[The problem] Tell how many lines carry the word "this"; the reply is the number and nothing else.

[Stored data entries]
▼
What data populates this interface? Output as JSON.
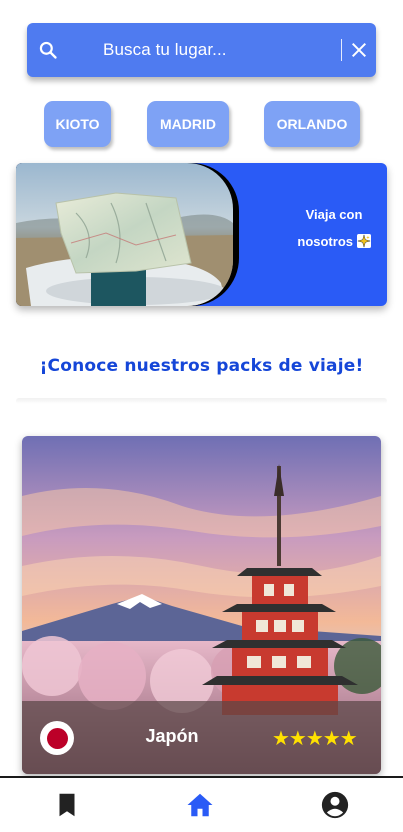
{
  "search": {
    "placeholder": "Busca tu lugar...",
    "search_icon": "search-icon",
    "clear_icon": "close-icon"
  },
  "cities": [
    {
      "label": "KIOTO"
    },
    {
      "label": "MADRID"
    },
    {
      "label": "ORLANDO"
    }
  ],
  "banner": {
    "line1": "Viaja con",
    "line2": "nosotros",
    "icon": "sparkles-icon",
    "image": "traveler-with-map-photo"
  },
  "section": {
    "heading": "¡Conoce nuestros packs de viaje!"
  },
  "card": {
    "country": "Japón",
    "rating": "★★★★★",
    "rating_value": 5,
    "flag": "japan-flag",
    "image": "mount-fuji-pagoda-photo"
  },
  "nav": {
    "items": [
      {
        "icon": "bookmark-icon"
      },
      {
        "icon": "home-icon",
        "active": true
      },
      {
        "icon": "account-icon"
      }
    ]
  },
  "colors": {
    "primary": "#2a5bf6",
    "search_bg": "#4f7bf0",
    "chip_bg": "#7ea2f5",
    "heading": "#1546d8",
    "active_nav": "#2a5bf6",
    "star": "#ffe100"
  }
}
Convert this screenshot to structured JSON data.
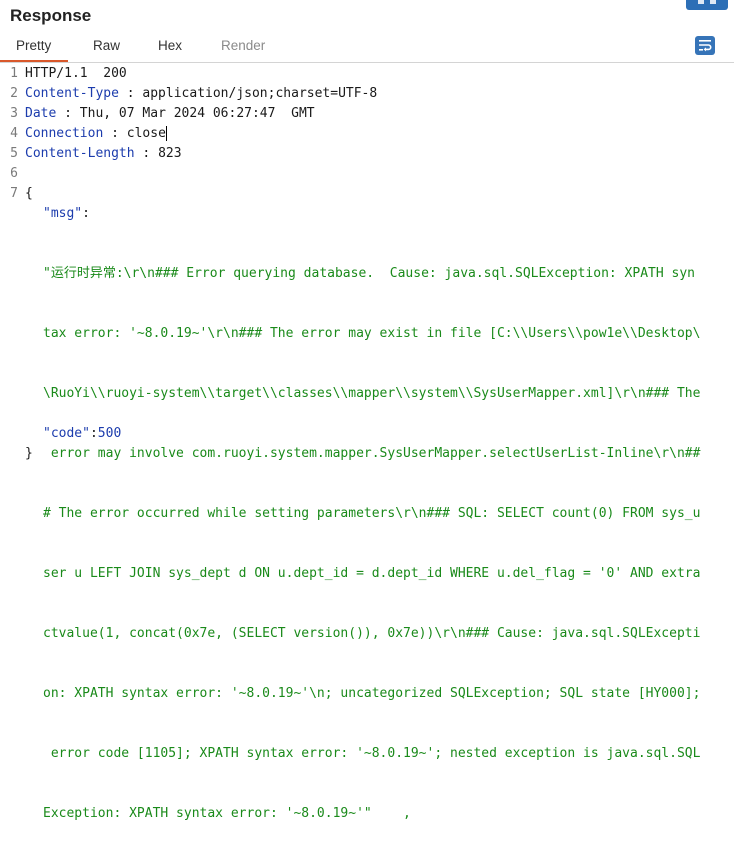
{
  "panel": {
    "title": "Response"
  },
  "tabs": [
    {
      "label": "Pretty"
    },
    {
      "label": "Raw"
    },
    {
      "label": "Hex"
    },
    {
      "label": "Render"
    }
  ],
  "icons": {
    "wrap": "text-wrap-icon",
    "top": "layout-icon"
  },
  "colors": {
    "accent": "#d9582b",
    "key": "#1c3cad",
    "string": "#1a8a1a"
  },
  "lines": {
    "l1": {
      "num": "1",
      "text": "HTTP/1.1  200"
    },
    "l2": {
      "num": "2",
      "key": "Content-Type",
      "sep": " : ",
      "value": "application/json;charset=UTF-8"
    },
    "l3": {
      "num": "3",
      "key": "Date",
      "sep": " : ",
      "value": "Thu, 07 Mar 2024 06:27:47  GMT"
    },
    "l4": {
      "num": "4",
      "key": "Connection",
      "sep": " : ",
      "value": "close"
    },
    "l5": {
      "num": "5",
      "key": "Content-Length",
      "sep": " : ",
      "value": "823"
    },
    "l6": {
      "num": "6"
    },
    "l7": {
      "num": "7",
      "text": "{"
    }
  },
  "json_body": {
    "msg_key": "\"msg\"",
    "colon": ":",
    "msg_lines": [
      "\"运行时异常:\\r\\n### Error querying database.  Cause: java.sql.SQLException: XPATH syn",
      "tax error: '~8.0.19~'\\r\\n### The error may exist in file [C:\\\\Users\\\\pow1e\\\\Desktop\\",
      "\\RuoYi\\\\ruoyi-system\\\\target\\\\classes\\\\mapper\\\\system\\\\SysUserMapper.xml]\\r\\n### The",
      " error may involve com.ruoyi.system.mapper.SysUserMapper.selectUserList-Inline\\r\\n##",
      "# The error occurred while setting parameters\\r\\n### SQL: SELECT count(0) FROM sys_u",
      "ser u LEFT JOIN sys_dept d ON u.dept_id = d.dept_id WHERE u.del_flag = '0' AND extra",
      "ctvalue(1, concat(0x7e, (SELECT version()), 0x7e))\\r\\n### Cause: java.sql.SQLExcepti",
      "on: XPATH syntax error: '~8.0.19~'\\n; uncategorized SQLException; SQL state [HY000];",
      " error code [1105]; XPATH syntax error: '~8.0.19~'; nested exception is java.sql.SQL",
      "Exception: XPATH syntax error: '~8.0.19~'\"    ,"
    ],
    "code_key": "\"code\"",
    "code_value": "500",
    "close": "}"
  }
}
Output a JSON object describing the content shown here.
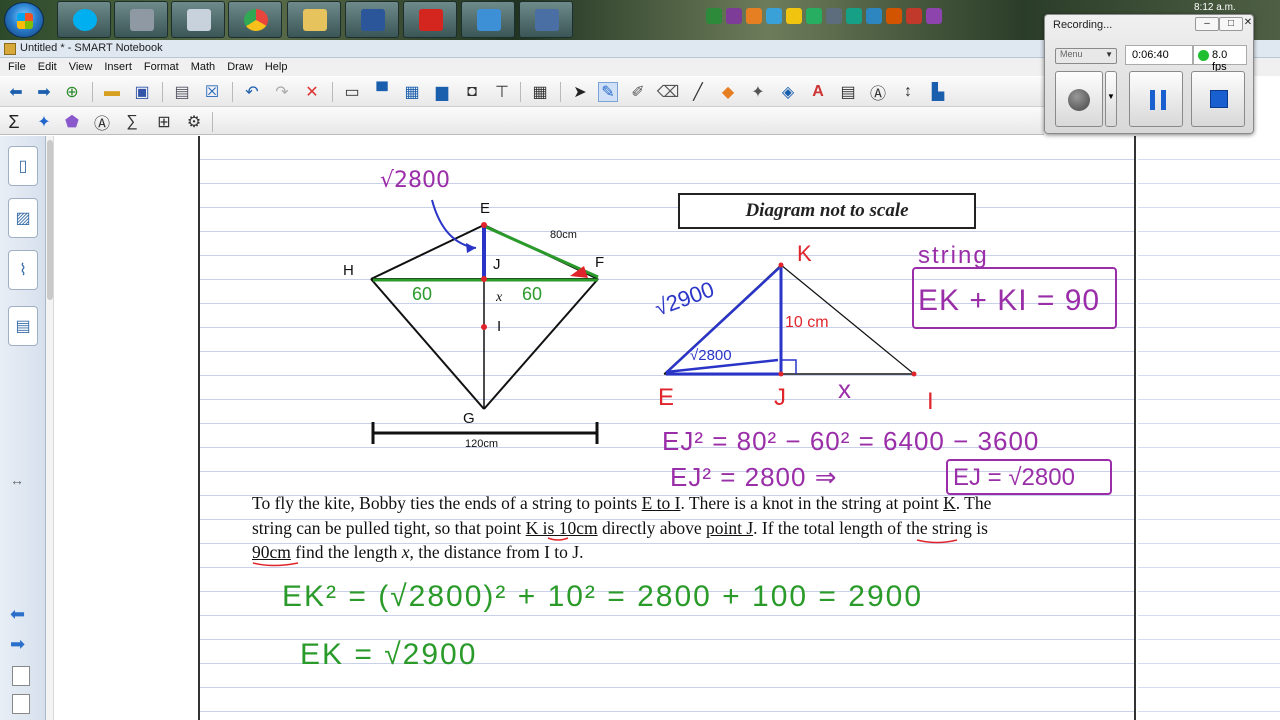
{
  "taskbar": {
    "apps": [
      {
        "name": "skype",
        "color": "#00aff0"
      },
      {
        "name": "calculator",
        "color": "#9aa6b2"
      },
      {
        "name": "calculator-2",
        "color": "#c8d2dc"
      },
      {
        "name": "chrome",
        "color": "#e8453c"
      },
      {
        "name": "explorer",
        "color": "#e6c35c"
      },
      {
        "name": "word",
        "color": "#2b579a"
      },
      {
        "name": "acrobat",
        "color": "#d4251f"
      },
      {
        "name": "notebook",
        "color": "#3d8fd6"
      },
      {
        "name": "recorder",
        "color": "#4a6fa5"
      }
    ],
    "clock": "8:12 a.m."
  },
  "window": {
    "title": "Untitled * - SMART Notebook"
  },
  "menu": [
    "File",
    "Edit",
    "View",
    "Insert",
    "Format",
    "Math",
    "Draw",
    "Help"
  ],
  "toolbar": {
    "row1": [
      "back-icon",
      "forward-icon",
      "add-page-icon",
      "open-icon",
      "save-icon",
      "paste-icon",
      "delete-icon",
      "undo-icon",
      "redo-icon",
      "cancel-icon",
      "screen-shade-icon",
      "display-icon",
      "capture-icon",
      "camera-icon",
      "document-camera-icon",
      "table-icon",
      "select-icon",
      "pen-icon",
      "creative-pen-icon",
      "eraser-icon",
      "line-icon",
      "shape-icon",
      "magic-pen-icon",
      "fill-icon",
      "text-icon",
      "font-icon",
      "recognize-icon",
      "move-icon",
      "properties-icon"
    ],
    "row2": [
      "sigma-icon",
      "shapes-icon",
      "3d-icon",
      "math-tools-icon",
      "formula-icon",
      "graph-icon",
      "settings-icon"
    ]
  },
  "diagram": {
    "labels": {
      "E": "E",
      "F": "F",
      "H": "H",
      "J": "J",
      "I": "I",
      "G": "G",
      "x": "x",
      "ef_length": "80cm",
      "hf_width": "120cm",
      "sqrt2800": "√2800",
      "sixty_left": "60",
      "sixty_right": "60"
    }
  },
  "diagram_note": "Diagram not to scale",
  "handwriting": {
    "K": "K",
    "E": "E",
    "J": "J",
    "I": "I",
    "x": "x",
    "ten_cm": "10 cm",
    "sqrt2900": "√2900",
    "sqrt2800_small": "√2800",
    "string": "string",
    "ek_ki": "EK + KI = 90",
    "ej_sq_line": "EJ² = 80² − 60² = 6400 − 3600",
    "ej_sq2": "EJ² = 2800 ⇒",
    "ej_result": "EJ = √2800",
    "ek_sq": "EK² = (√2800)² + 10² = 2800 + 100 = 2900",
    "ek_result": "EK = √2900"
  },
  "problem": {
    "text1": "To fly the kite, Bobby ties the ends of a string to points ",
    "u1": "E to I",
    "text2": ". There is a knot in the string at point ",
    "u2": "K",
    "text3": ". The string can be pulled tight, so that point ",
    "u3": "K is 10cm",
    "text4": " directly above ",
    "u4": "point J",
    "text5": ". If the total length of the string is ",
    "u5": "90cm",
    "text6": " find the length ",
    "var": "x",
    "text7": ", the distance from I to J."
  },
  "recorder": {
    "title": "Recording...",
    "menu_label": "Menu",
    "time": "0:06:40",
    "fps": "8.0 fps",
    "minimize": "–",
    "restore": "□",
    "close": "✕"
  },
  "colors": {
    "green_ink": "#2a9a2a",
    "red_ink": "#e0242b",
    "purple_ink": "#9a2ea8",
    "blue_ink": "#2a35c8"
  }
}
▲
[Problem solution] 2